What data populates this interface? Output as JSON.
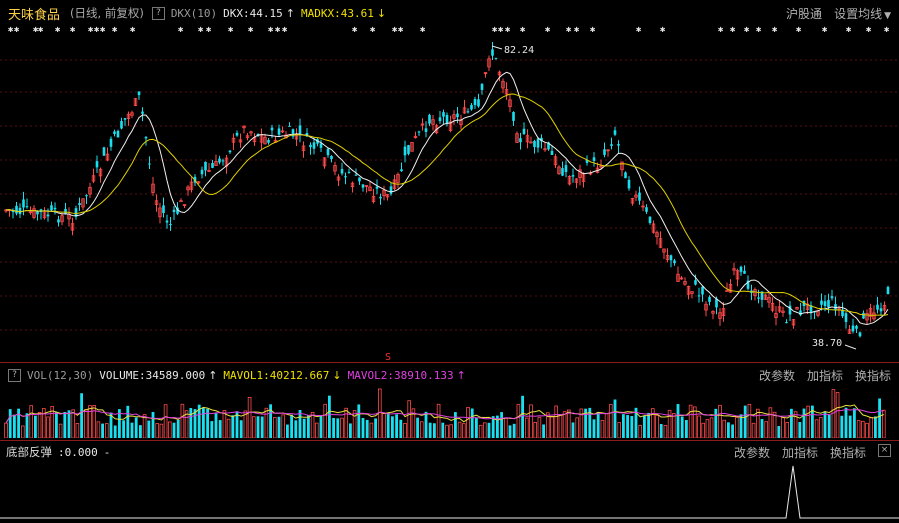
{
  "header": {
    "stock_name": "天味食品",
    "subtitle": "(日线, 前复权)",
    "help_icon": "?",
    "indicator": "DKX(10)",
    "dkx_label": "DKX:44.15",
    "madkx_label": "MADKX:43.61",
    "right": {
      "exchange": "沪股通",
      "settings": "设置均线"
    }
  },
  "volume_bar": {
    "help_icon": "?",
    "indicator": "VOL(12,30)",
    "volume": "VOLUME:34589.000",
    "mavol1": "MAVOL1:40212.667",
    "mavol2": "MAVOL2:38910.133",
    "actions": {
      "params": "改参数",
      "add": "加指标",
      "switch": "换指标"
    }
  },
  "indicator_bar": {
    "label": "底部反弹",
    "value": ":0.000",
    "dash": "-",
    "actions": {
      "params": "改参数",
      "add": "加指标",
      "switch": "换指标"
    }
  },
  "price_annotations": {
    "high": "82.24",
    "low": "38.70",
    "signal": "S"
  },
  "colors": {
    "up": "#ff4a4a",
    "down": "#19e0f0",
    "dkx": "#f0f0f0",
    "madkx": "#e0d000",
    "mavol1": "#e8e040",
    "mavol2": "#e040e0",
    "grid": "#5a1010"
  },
  "icons": {
    "arrow_up": "up-arrow-icon",
    "arrow_down": "down-arrow-icon"
  },
  "markers": [
    "✱",
    "✱",
    "✱",
    "✱",
    "✱",
    "✱",
    "✱",
    "✱",
    "✱",
    "✱",
    "✱",
    "✱",
    "✱",
    "✱",
    "✱",
    "✱",
    "✱",
    "✱",
    "✱",
    "✱",
    "✱",
    "✱",
    "✱",
    "✱",
    "✱",
    "✱",
    "✱",
    "✱",
    "✱",
    "✱",
    "✱",
    "✱",
    "✱",
    "✱",
    "✱",
    "✱",
    "✱",
    "✱",
    "✱",
    "✱",
    "✱",
    "✱",
    "✱",
    "✱",
    "✱",
    "✱",
    "✱",
    "✱",
    "✱",
    "✱"
  ]
}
+++++
- **PROBLEM TO WORK ON**
Every line above should be returned exactly; the pictures stay out.

- **RESULT OF THE EXERCISE**
What data populates this interface? Output as JSON.
{
  "header": {
    "stock_name": "天味食品",
    "subtitle": "(日线, 前复权)",
    "help_icon": "?",
    "indicator": "DKX(10)",
    "dkx_label": "DKX:44.15",
    "madkx_label": "MADKX:43.61",
    "right": {
      "exchange": "沪股通",
      "settings": "设置均线"
    }
  },
  "volume_bar": {
    "help_icon": "?",
    "indicator": "VOL(12,30)",
    "volume": "VOLUME:34589.000",
    "mavol1": "MAVOL1:40212.667",
    "mavol2": "MAVOL2:38910.133",
    "actions": {
      "params": "改参数",
      "add": "加指标",
      "switch": "换指标"
    }
  },
  "indicator_bar": {
    "label": "底部反弹",
    "value": ":0.000",
    "dash": "-",
    "actions": {
      "params": "改参数",
      "add": "加指标",
      "switch": "换指标"
    }
  },
  "price_annotations": {
    "high": "82.24",
    "low": "38.70",
    "signal": "S"
  },
  "colors": {
    "up": "#ff4a4a",
    "down": "#19e0f0",
    "dkx": "#f0f0f0",
    "madkx": "#e0d000",
    "mavol1": "#e8e040",
    "mavol2": "#e040e0",
    "grid": "#5a1010"
  },
  "icons": {
    "arrow_up": "up-arrow-icon",
    "arrow_down": "down-arrow-icon"
  },
  "markers": [
    "✱",
    "✱",
    "✱",
    "✱",
    "✱",
    "✱",
    "✱",
    "✱",
    "✱",
    "✱",
    "✱",
    "✱",
    "✱",
    "✱",
    "✱",
    "✱",
    "✱",
    "✱",
    "✱",
    "✱",
    "✱",
    "✱",
    "✱",
    "✱",
    "✱",
    "✱",
    "✱",
    "✱",
    "✱",
    "✱",
    "✱",
    "✱",
    "✱",
    "✱",
    "✱",
    "✱",
    "✱",
    "✱",
    "✱",
    "✱",
    "✱",
    "✱",
    "✱",
    "✱",
    "✱",
    "✱",
    "✱",
    "✱",
    "✱",
    "✱"
  ]
}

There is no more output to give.